> The records
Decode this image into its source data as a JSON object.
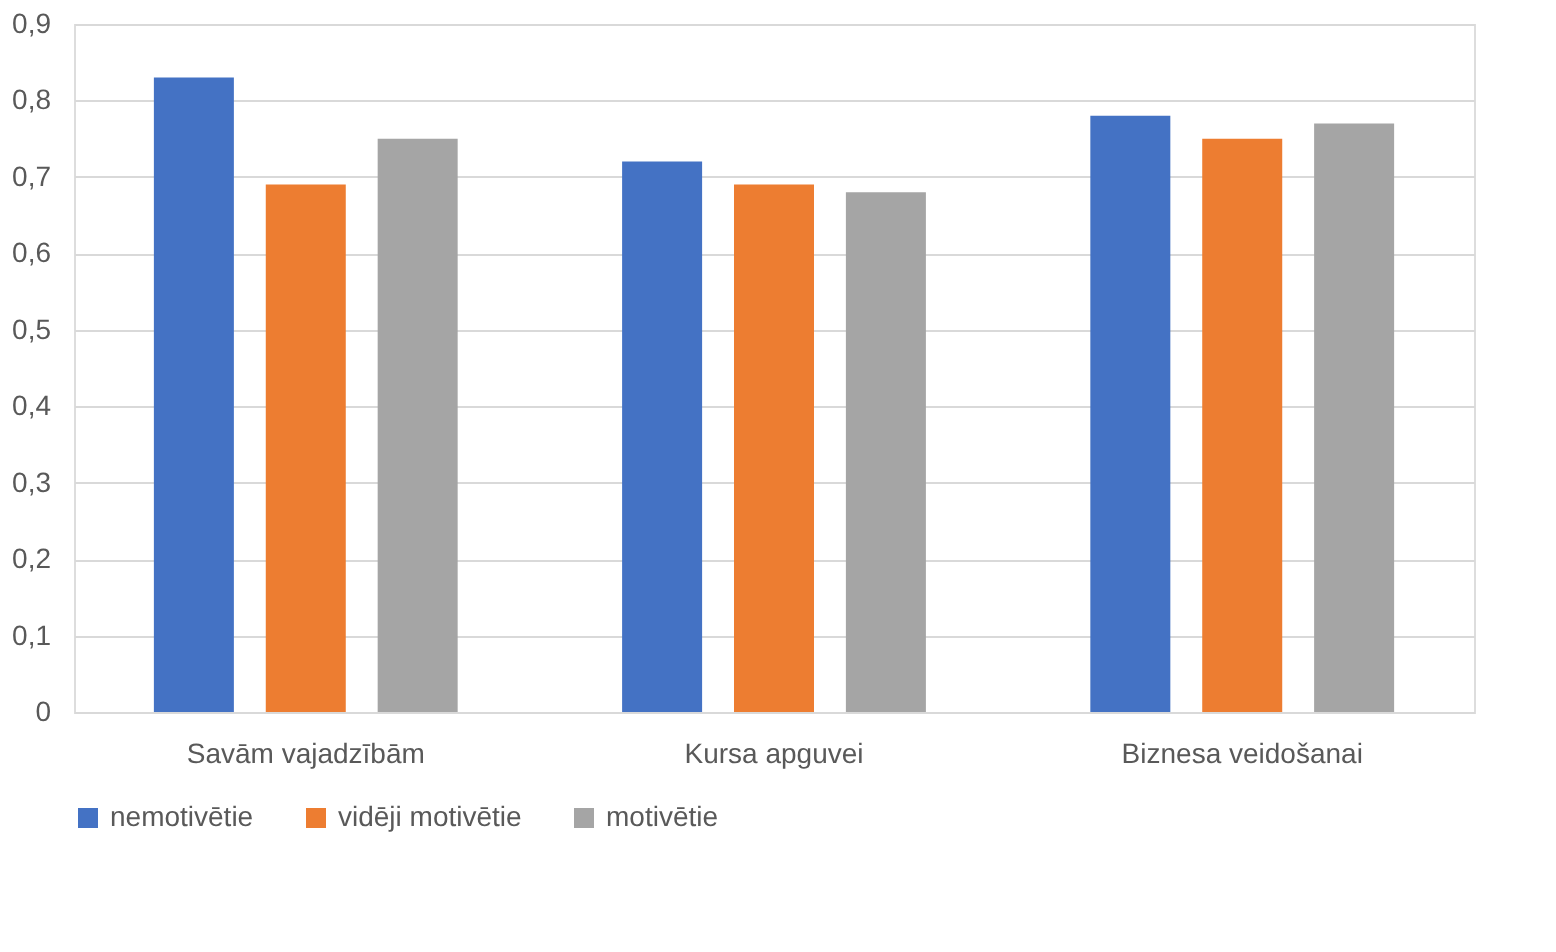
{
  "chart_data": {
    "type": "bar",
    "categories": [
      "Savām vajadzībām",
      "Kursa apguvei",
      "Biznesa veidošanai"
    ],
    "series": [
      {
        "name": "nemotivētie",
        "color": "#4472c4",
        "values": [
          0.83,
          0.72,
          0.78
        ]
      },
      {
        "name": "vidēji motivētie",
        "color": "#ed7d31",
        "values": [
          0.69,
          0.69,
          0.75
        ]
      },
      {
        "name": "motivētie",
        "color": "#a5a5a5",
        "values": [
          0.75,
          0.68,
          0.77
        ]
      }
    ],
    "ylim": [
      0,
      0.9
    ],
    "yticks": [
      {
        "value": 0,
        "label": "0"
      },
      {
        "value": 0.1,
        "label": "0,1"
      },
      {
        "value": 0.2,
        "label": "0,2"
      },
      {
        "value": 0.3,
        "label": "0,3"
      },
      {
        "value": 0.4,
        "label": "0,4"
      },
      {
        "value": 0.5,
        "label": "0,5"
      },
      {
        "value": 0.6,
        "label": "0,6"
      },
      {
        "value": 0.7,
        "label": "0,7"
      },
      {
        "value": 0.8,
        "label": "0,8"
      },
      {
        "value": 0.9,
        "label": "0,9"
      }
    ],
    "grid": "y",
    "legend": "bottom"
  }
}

> Challenge
Count each line with "label" in it and report that figure by itself.

> Expected answer
10